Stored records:
= = =
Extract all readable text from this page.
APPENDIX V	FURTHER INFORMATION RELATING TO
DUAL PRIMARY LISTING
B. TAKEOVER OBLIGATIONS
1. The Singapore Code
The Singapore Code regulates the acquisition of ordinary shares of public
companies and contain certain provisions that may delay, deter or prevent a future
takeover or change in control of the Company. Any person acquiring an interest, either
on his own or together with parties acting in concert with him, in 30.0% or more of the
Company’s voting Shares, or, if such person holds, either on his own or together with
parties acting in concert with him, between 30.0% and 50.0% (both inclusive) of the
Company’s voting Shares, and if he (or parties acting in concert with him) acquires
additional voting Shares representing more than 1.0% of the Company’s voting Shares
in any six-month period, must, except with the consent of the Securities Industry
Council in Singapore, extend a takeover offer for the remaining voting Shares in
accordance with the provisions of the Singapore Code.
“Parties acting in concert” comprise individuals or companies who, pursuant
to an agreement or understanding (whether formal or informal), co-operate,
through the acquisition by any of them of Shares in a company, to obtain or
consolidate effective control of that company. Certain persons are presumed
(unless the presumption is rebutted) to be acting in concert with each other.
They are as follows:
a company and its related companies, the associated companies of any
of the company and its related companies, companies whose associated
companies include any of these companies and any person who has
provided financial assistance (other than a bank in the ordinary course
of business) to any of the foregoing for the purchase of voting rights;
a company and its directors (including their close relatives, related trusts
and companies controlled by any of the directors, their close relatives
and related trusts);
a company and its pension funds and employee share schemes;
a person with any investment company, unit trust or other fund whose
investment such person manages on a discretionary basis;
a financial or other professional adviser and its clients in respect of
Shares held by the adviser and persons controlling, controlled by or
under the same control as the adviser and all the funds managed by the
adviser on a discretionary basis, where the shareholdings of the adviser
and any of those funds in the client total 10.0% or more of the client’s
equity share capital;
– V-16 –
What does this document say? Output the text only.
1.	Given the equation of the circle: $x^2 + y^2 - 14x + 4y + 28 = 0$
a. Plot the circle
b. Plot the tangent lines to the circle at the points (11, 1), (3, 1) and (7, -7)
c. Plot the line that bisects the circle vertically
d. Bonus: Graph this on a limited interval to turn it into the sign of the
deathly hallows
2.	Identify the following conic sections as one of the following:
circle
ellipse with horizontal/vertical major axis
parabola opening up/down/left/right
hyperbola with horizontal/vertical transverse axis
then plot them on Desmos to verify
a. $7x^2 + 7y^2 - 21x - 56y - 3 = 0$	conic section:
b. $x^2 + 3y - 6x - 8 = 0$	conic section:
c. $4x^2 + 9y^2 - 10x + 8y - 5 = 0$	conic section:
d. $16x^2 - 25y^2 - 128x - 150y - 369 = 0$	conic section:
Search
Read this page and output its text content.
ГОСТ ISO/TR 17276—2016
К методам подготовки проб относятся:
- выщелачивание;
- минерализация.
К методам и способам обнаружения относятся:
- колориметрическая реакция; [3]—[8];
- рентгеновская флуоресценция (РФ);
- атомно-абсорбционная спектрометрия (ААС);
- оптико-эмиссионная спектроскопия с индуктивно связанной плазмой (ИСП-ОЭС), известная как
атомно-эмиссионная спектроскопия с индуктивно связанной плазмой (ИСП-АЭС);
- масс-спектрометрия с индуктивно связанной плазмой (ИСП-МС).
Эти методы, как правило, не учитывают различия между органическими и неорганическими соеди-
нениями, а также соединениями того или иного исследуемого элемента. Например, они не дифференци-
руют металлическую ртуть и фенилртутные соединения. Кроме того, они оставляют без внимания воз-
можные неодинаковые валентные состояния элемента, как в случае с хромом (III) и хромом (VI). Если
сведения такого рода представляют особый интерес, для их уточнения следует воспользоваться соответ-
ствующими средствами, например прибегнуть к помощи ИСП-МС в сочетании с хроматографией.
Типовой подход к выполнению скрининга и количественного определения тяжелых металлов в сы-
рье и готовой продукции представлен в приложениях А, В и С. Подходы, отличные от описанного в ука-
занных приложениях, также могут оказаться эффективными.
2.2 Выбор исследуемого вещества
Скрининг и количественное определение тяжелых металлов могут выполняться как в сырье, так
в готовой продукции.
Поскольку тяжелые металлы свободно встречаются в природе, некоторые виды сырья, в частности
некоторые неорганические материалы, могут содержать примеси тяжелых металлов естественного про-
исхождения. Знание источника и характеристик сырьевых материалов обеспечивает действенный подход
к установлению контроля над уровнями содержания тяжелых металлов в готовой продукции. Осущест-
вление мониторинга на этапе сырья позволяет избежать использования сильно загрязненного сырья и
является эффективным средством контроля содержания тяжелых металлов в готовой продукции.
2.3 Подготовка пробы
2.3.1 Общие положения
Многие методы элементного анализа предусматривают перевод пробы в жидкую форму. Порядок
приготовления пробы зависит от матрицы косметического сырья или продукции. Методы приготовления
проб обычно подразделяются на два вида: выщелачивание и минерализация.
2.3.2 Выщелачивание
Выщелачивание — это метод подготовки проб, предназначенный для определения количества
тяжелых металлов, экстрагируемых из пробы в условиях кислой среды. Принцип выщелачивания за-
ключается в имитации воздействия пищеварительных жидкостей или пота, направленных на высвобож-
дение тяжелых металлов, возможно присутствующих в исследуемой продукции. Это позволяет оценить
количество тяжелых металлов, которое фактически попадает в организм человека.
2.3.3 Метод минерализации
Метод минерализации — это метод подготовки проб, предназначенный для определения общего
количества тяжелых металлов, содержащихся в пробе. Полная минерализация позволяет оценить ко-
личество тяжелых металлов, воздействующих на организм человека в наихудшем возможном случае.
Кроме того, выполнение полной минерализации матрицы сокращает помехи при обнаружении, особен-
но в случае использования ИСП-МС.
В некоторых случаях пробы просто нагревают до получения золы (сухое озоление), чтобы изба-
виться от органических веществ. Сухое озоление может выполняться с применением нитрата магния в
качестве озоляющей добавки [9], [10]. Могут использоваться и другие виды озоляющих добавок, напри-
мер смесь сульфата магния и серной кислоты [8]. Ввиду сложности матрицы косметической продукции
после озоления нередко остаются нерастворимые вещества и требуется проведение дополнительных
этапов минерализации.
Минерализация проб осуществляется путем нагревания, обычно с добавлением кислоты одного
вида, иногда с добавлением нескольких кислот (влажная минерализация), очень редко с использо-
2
= = =
What needs to be done:
State how many lines of the listing include the word "that". Reply with the number alone.

Exercise response:
3